Dataset excerpt
— start —

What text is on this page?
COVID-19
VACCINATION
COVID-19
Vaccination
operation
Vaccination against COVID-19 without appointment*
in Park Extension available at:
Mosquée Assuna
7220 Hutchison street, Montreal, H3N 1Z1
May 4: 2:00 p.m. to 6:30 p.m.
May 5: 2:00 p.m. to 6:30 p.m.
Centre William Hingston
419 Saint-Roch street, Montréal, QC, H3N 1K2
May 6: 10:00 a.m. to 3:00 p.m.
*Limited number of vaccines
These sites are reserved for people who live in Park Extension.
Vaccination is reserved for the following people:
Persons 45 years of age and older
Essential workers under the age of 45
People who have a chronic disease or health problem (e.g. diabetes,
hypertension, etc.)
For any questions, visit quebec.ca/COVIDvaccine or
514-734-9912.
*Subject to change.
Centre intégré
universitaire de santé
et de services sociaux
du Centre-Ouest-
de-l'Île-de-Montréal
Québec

— end —
— start —

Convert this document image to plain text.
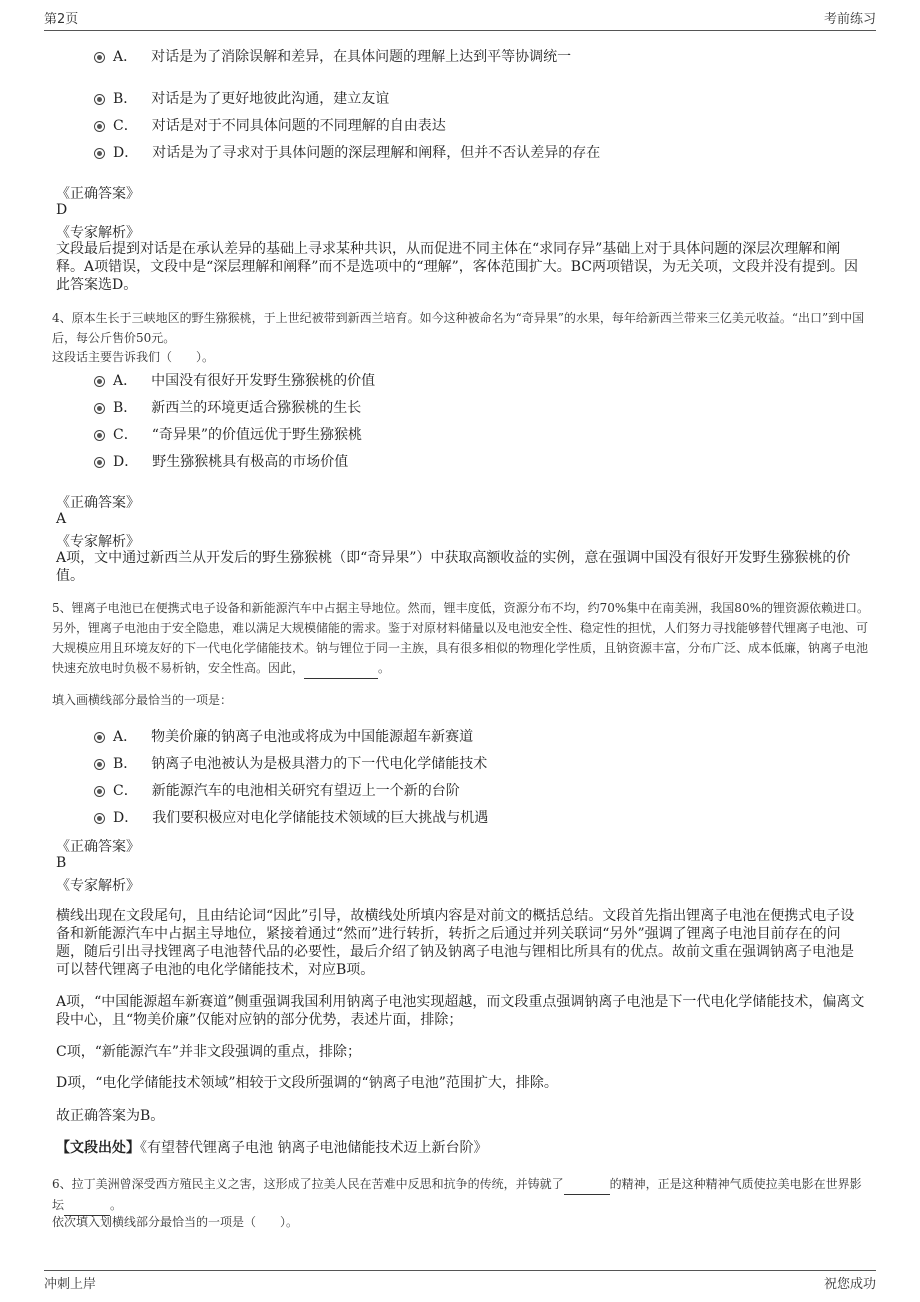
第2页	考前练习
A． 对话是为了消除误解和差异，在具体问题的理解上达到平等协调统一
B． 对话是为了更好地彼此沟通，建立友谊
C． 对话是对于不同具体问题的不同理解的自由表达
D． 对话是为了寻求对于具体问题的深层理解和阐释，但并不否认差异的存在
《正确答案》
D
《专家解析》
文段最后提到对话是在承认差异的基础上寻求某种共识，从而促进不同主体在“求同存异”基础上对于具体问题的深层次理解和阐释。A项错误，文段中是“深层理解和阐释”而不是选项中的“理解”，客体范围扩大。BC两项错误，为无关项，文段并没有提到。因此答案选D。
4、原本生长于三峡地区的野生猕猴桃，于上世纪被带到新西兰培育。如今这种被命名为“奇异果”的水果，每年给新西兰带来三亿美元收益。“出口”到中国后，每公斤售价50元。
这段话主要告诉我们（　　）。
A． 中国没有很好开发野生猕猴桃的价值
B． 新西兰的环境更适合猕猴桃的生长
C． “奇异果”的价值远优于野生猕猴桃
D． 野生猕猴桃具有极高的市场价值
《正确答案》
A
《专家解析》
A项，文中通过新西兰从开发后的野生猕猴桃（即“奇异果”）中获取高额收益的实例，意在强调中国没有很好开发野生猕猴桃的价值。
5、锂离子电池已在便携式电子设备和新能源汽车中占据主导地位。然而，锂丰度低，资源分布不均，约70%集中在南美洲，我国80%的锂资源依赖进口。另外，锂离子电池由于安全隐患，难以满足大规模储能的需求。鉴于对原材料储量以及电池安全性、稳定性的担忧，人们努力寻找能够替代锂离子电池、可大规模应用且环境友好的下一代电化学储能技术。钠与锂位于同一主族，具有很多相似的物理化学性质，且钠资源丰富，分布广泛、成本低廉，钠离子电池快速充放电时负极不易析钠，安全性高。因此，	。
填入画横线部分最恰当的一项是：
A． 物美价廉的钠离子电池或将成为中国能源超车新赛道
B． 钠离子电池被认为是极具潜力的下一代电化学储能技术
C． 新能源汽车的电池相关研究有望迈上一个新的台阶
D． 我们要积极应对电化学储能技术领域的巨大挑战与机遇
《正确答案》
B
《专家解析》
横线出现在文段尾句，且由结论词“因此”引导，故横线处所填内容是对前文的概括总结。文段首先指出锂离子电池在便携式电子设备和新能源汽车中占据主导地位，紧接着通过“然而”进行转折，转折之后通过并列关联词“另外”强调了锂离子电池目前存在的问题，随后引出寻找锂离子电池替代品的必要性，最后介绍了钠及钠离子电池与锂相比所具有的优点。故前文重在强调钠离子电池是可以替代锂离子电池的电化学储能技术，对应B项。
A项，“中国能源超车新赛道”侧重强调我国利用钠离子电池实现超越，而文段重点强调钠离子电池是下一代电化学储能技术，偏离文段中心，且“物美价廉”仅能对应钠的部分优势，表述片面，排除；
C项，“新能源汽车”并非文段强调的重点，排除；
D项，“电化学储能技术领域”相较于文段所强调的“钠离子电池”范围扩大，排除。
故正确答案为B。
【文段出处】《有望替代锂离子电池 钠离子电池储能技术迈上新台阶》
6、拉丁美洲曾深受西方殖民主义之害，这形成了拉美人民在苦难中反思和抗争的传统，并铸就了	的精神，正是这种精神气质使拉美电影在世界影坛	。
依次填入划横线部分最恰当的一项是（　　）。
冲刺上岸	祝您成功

— end —
— start —

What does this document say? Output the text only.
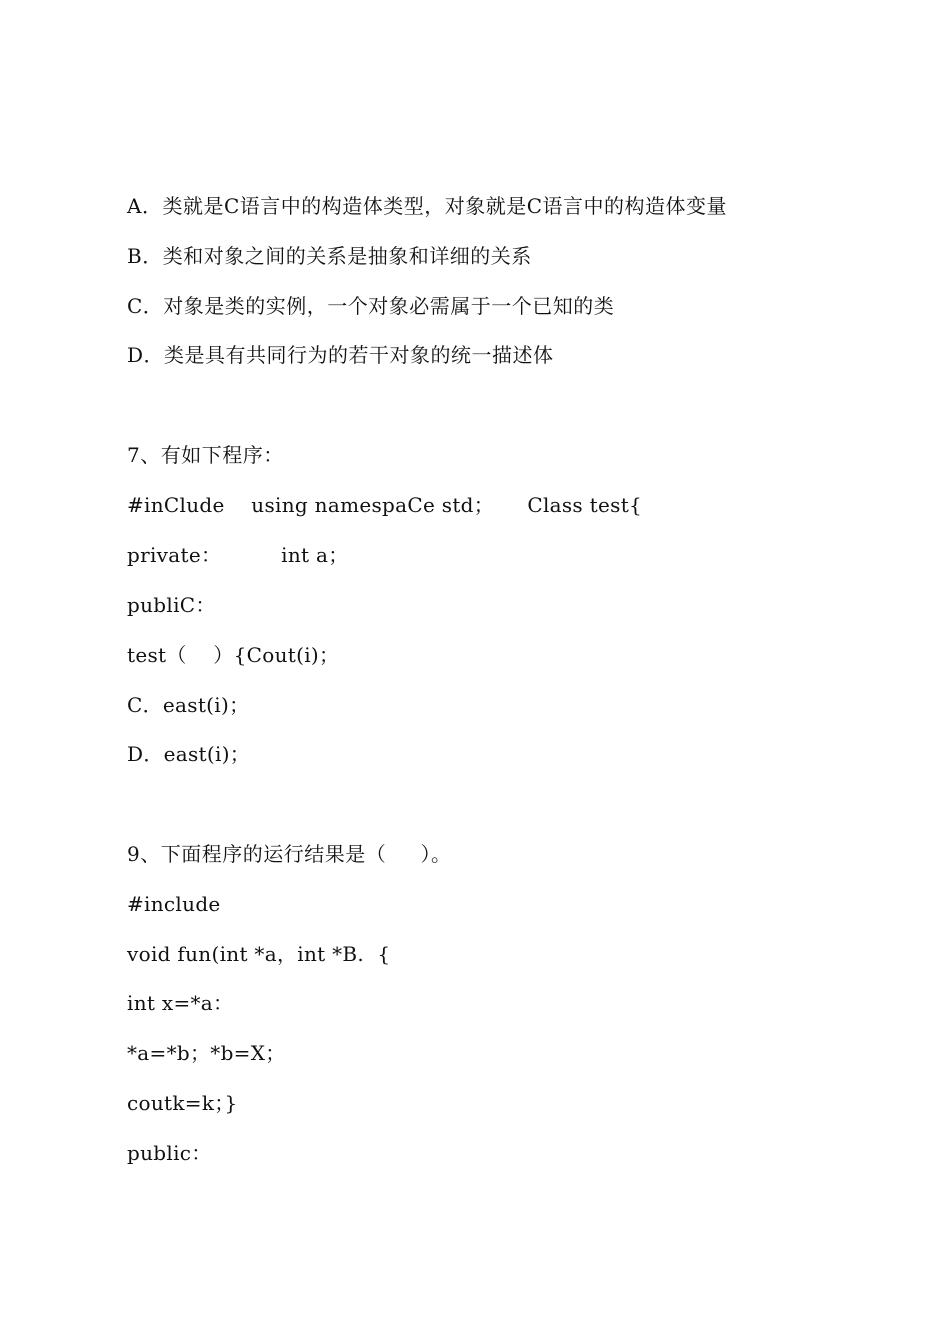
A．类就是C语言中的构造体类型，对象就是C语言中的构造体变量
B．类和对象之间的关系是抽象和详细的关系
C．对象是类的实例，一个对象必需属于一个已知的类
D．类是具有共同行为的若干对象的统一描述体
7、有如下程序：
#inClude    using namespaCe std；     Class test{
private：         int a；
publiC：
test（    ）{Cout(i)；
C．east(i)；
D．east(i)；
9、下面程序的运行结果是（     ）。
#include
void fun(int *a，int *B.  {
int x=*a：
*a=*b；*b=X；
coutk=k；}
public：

— end —

Which lines in the data above contain "Extension"? Show each one.

in Park Extension available at:
These sites are reserved for people who live in Park Extension.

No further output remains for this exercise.